Job: Omit all pictures and give the records below again exactly as written.

Input rows:

-=-=-

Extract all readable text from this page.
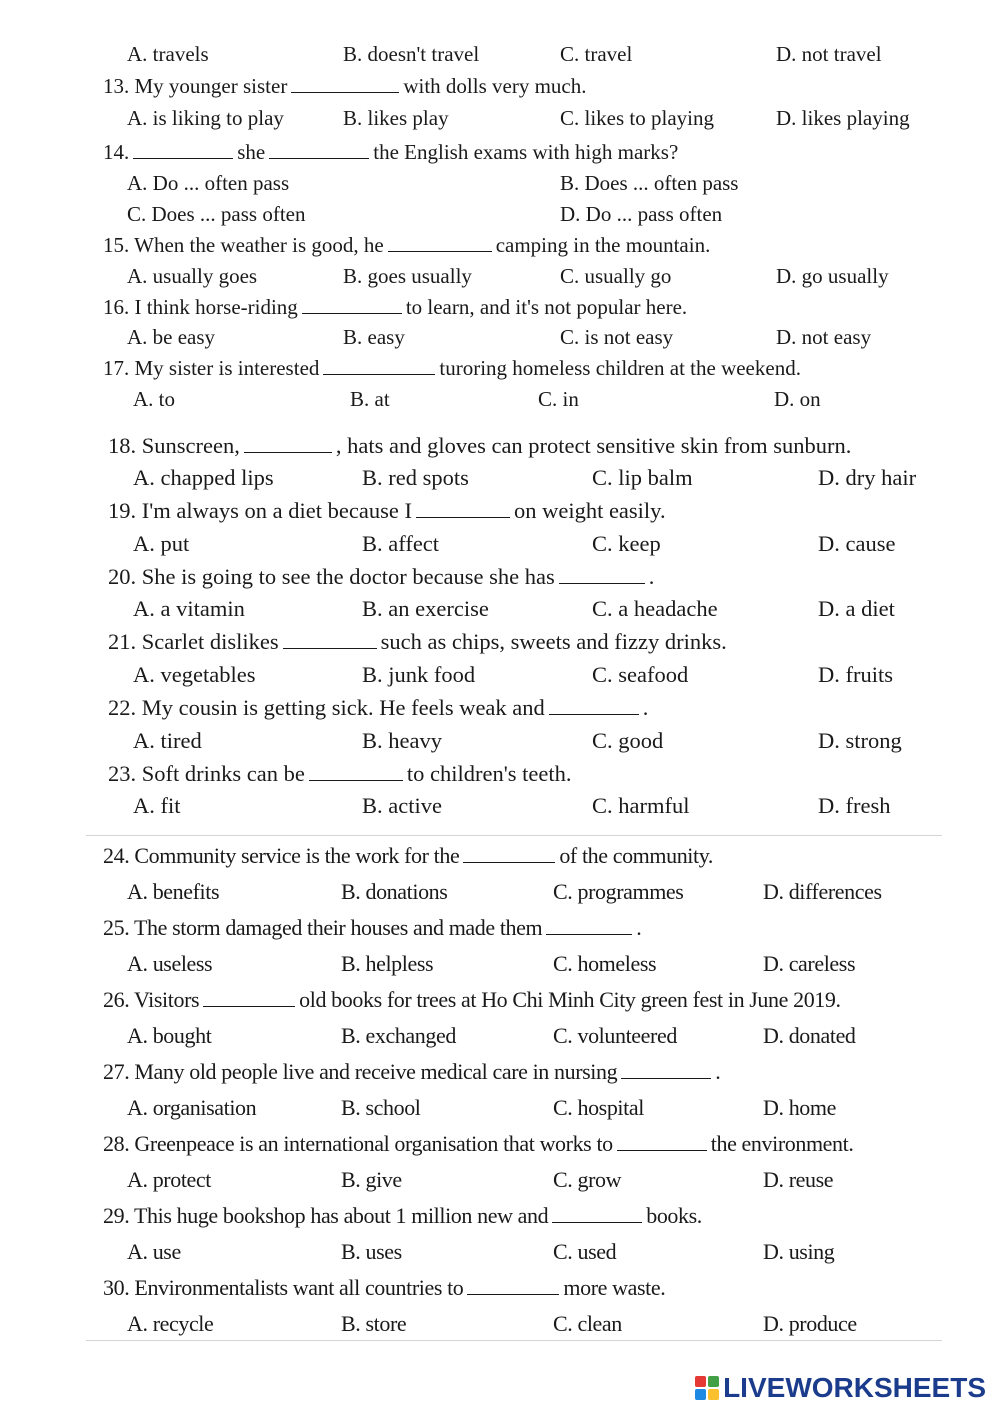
A. travels	B. doesn't travel	C. travel	D. not travel
13. My younger sister	with dolls very much.
A. is liking to play	B. likes play	C. likes to playing	D. likes playing
14.	she	the English exams with high marks?
A. Do ... often pass	B. Does ... often pass
C. Does ... pass often	D. Do ... pass often
15. When the weather is good, he	camping in the mountain.
A. usually goes	B. goes usually	C. usually go	D. go usually
16. I think horse-riding	to learn, and it's not popular here.
A. be easy	B. easy	C. is not easy	D. not easy
17. My sister is interested	turoring homeless children at the weekend.
A. to	B. at	C. in	D. on
18. Sunscreen,	, hats and gloves can protect sensitive skin from sunburn.
A. chapped lips	B. red spots	C. lip balm	D. dry hair
19. I'm always on a diet because I	on weight easily.
A. put	B. affect	C. keep	D. cause
20. She is going to see the doctor because she has	.
A. a vitamin	B. an exercise	C. a headache	D. a diet
21. Scarlet dislikes	such as chips, sweets and fizzy drinks.
A. vegetables	B. junk food	C. seafood	D. fruits
22. My cousin is getting sick. He feels weak and	.
A. tired	B. heavy	C. good	D. strong
23. Soft drinks can be	to children's teeth.
A. fit	B. active	C. harmful	D. fresh
24. Community service is the work for the	of the community.
A. benefits	B. donations	C. programmes	D. differences
25. The storm damaged their houses and made them	.
A. useless	B. helpless	C. homeless	D. careless
26. Visitors	old books for trees at Ho Chi Minh City green fest in June 2019.
A. bought	B. exchanged	C. volunteered	D. donated
27. Many old people live and receive medical care in nursing	.
A. organisation	B. school	C. hospital	D. home
28. Greenpeace is an international organisation that works to	the environment.
A. protect	B. give	C. grow	D. reuse
29. This huge bookshop has about 1 million new and	books.
A. use	B. uses	C. used	D. using
30. Environmentalists want all countries to	more waste.
A. recycle	B. store	C. clean	D. produce
LIVEWORKSHEETS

-=-=-

Task answer:
Extract all readable text from this page.
A. travels	B. doesn't travel	C. travel	D. not travel
13. My younger sister	with dolls very much.
A. is liking to play	B. likes play	C. likes to playing	D. likes playing
14.	she	the English exams with high marks?
A. Do ... often pass	B. Does ... often pass
C. Does ... pass often	D. Do ... pass often
15. When the weather is good, he	camping in the mountain.
A. usually goes	B. goes usually	C. usually go	D. go usually
16. I think horse-riding	to learn, and it's not popular here.
A. be easy	B. easy	C. is not easy	D. not easy
17. My sister is interested	turoring homeless children at the weekend.
A. to	B. at	C. in	D. on
18. Sunscreen,	, hats and gloves can protect sensitive skin from sunburn.
A. chapped lips	B. red spots	C. lip balm	D. dry hair
19. I'm always on a diet because I	on weight easily.
A. put	B. affect	C. keep	D. cause
20. She is going to see the doctor because she has	.
A. a vitamin	B. an exercise	C. a headache	D. a diet
21. Scarlet dislikes	such as chips, sweets and fizzy drinks.
A. vegetables	B. junk food	C. seafood	D. fruits
22. My cousin is getting sick. He feels weak and	.
A. tired	B. heavy	C. good	D. strong
23. Soft drinks can be	to children's teeth.
A. fit	B. active	C. harmful	D. fresh
24. Community service is the work for the	of the community.
A. benefits	B. donations	C. programmes	D. differences
25. The storm damaged their houses and made them	.
A. useless	B. helpless	C. homeless	D. careless
26. Visitors	old books for trees at Ho Chi Minh City green fest in June 2019.
A. bought	B. exchanged	C. volunteered	D. donated
27. Many old people live and receive medical care in nursing	.
A. organisation	B. school	C. hospital	D. home
28. Greenpeace is an international organisation that works to	the environment.
A. protect	B. give	C. grow	D. reuse
29. This huge bookshop has about 1 million new and	books.
A. use	B. uses	C. used	D. using
30. Environmentalists want all countries to	more waste.
A. recycle	B. store	C. clean	D. produce
LIVEWORKSHEETS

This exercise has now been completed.